Below is a listing; copy all of it exactly.

BEGIN

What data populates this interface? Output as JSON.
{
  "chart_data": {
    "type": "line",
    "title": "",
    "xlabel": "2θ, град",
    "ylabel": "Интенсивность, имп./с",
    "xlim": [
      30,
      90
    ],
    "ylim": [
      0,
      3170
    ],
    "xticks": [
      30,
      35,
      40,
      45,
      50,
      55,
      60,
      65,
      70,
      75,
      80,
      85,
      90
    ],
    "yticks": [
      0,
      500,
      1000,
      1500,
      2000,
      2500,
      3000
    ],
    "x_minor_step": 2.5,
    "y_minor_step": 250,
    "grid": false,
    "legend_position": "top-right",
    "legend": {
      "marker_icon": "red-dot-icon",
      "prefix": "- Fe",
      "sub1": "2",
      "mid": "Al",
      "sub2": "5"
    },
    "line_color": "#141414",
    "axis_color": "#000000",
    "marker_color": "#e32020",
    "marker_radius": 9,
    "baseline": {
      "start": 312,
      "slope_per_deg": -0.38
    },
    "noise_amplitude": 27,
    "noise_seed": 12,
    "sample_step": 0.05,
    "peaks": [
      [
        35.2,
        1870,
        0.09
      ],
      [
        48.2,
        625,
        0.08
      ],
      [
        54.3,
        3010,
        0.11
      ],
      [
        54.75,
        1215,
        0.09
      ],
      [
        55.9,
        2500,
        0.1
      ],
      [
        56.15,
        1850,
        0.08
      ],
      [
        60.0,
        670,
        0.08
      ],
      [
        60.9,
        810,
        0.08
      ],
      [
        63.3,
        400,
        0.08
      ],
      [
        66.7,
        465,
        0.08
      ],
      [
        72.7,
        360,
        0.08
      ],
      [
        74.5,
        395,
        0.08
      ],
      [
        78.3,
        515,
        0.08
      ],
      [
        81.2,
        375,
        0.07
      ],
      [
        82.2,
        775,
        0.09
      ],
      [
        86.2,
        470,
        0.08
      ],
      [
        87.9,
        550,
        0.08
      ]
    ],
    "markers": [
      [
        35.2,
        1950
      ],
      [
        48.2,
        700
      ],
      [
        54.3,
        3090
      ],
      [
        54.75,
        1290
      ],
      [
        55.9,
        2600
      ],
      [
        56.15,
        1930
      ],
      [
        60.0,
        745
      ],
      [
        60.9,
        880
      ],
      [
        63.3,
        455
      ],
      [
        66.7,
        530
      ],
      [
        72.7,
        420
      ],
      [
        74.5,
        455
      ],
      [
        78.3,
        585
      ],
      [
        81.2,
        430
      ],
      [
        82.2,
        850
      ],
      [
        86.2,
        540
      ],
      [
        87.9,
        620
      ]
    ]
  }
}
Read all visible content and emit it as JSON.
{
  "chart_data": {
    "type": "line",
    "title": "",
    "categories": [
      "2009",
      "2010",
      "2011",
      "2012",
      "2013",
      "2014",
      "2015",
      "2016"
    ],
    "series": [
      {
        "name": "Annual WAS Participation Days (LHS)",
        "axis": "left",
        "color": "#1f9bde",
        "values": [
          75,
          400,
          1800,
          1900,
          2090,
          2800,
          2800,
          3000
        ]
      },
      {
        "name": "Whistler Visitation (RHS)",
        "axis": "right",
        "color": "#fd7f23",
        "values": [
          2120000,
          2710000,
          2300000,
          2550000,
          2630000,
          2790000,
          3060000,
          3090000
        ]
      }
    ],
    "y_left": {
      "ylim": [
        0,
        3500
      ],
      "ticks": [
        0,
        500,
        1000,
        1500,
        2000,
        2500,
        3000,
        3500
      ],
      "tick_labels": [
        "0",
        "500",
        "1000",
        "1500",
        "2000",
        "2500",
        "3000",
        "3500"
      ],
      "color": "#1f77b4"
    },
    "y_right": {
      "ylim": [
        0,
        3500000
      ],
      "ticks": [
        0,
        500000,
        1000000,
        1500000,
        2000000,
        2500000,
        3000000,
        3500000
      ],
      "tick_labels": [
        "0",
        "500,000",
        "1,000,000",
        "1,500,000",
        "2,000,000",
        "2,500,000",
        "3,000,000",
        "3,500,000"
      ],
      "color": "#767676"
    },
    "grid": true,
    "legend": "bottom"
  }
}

END

# OUTPUT OF THE TASK
What data populates this interface? Output as JSON.
{
  "chart_data": {
    "type": "line",
    "title": "",
    "xlabel": "2θ, град",
    "ylabel": "Интенсивность, имп./с",
    "xlim": [
      30,
      90
    ],
    "ylim": [
      0,
      3170
    ],
    "xticks": [
      30,
      35,
      40,
      45,
      50,
      55,
      60,
      65,
      70,
      75,
      80,
      85,
      90
    ],
    "yticks": [
      0,
      500,
      1000,
      1500,
      2000,
      2500,
      3000
    ],
    "x_minor_step": 2.5,
    "y_minor_step": 250,
    "grid": false,
    "legend_position": "top-right",
    "legend": {
      "marker_icon": "red-dot-icon",
      "prefix": "- Fe",
      "sub1": "2",
      "mid": "Al",
      "sub2": "5"
    },
    "line_color": "#141414",
    "axis_color": "#000000",
    "marker_color": "#e32020",
    "marker_radius": 9,
    "baseline": {
      "start": 312,
      "slope_per_deg": -0.38
    },
    "noise_amplitude": 27,
    "noise_seed": 12,
    "sample_step": 0.05,
    "peaks": [
      [
        35.2,
        1870,
        0.09
      ],
      [
        48.2,
        625,
        0.08
      ],
      [
        54.3,
        3010,
        0.11
      ],
      [
        54.75,
        1215,
        0.09
      ],
      [
        55.9,
        2500,
        0.1
      ],
      [
        56.15,
        1850,
        0.08
      ],
      [
        60.0,
        670,
        0.08
      ],
      [
        60.9,
        810,
        0.08
      ],
      [
        63.3,
        400,
        0.08
      ],
      [
        66.7,
        465,
        0.08
      ],
      [
        72.7,
        360,
        0.08
      ],
      [
        74.5,
        395,
        0.08
      ],
      [
        78.3,
        515,
        0.08
      ],
      [
        81.2,
        375,
        0.07
      ],
      [
        82.2,
        775,
        0.09
      ],
      [
        86.2,
        470,
        0.08
      ],
      [
        87.9,
        550,
        0.08
      ]
    ],
    "markers": [
      [
        35.2,
        1950
      ],
      [
        48.2,
        700
      ],
      [
        54.3,
        3090
      ],
      [
        54.75,
        1290
      ],
      [
        55.9,
        2600
      ],
      [
        56.15,
        1930
      ],
      [
        60.0,
        745
      ],
      [
        60.9,
        880
      ],
      [
        63.3,
        455
      ],
      [
        66.7,
        530
      ],
      [
        72.7,
        420
      ],
      [
        74.5,
        455
      ],
      [
        78.3,
        585
      ],
      [
        81.2,
        430
      ],
      [
        82.2,
        850
      ],
      [
        86.2,
        540
      ],
      [
        87.9,
        620
      ]
    ]
  }
}
Read all visible content and emit it as JSON.
{
  "chart_data": {
    "type": "line",
    "title": "",
    "categories": [
      "2009",
      "2010",
      "2011",
      "2012",
      "2013",
      "2014",
      "2015",
      "2016"
    ],
    "series": [
      {
        "name": "Annual WAS Participation Days (LHS)",
        "axis": "left",
        "color": "#1f9bde",
        "values": [
          75,
          400,
          1800,
          1900,
          2090,
          2800,
          2800,
          3000
        ]
      },
      {
        "name": "Whistler Visitation (RHS)",
        "axis": "right",
        "color": "#fd7f23",
        "values": [
          2120000,
          2710000,
          2300000,
          2550000,
          2630000,
          2790000,
          3060000,
          3090000
        ]
      }
    ],
    "y_left": {
      "ylim": [
        0,
        3500
      ],
      "ticks": [
        0,
        500,
        1000,
        1500,
        2000,
        2500,
        3000,
        3500
      ],
      "tick_labels": [
        "0",
        "500",
        "1000",
        "1500",
        "2000",
        "2500",
        "3000",
        "3500"
      ],
      "color": "#1f77b4"
    },
    "y_right": {
      "ylim": [
        0,
        3500000
      ],
      "ticks": [
        0,
        500000,
        1000000,
        1500000,
        2000000,
        2500000,
        3000000,
        3500000
      ],
      "tick_labels": [
        "0",
        "500,000",
        "1,000,000",
        "1,500,000",
        "2,000,000",
        "2,500,000",
        "3,000,000",
        "3,500,000"
      ],
      "color": "#767676"
    },
    "grid": true,
    "legend": "bottom"
  }
}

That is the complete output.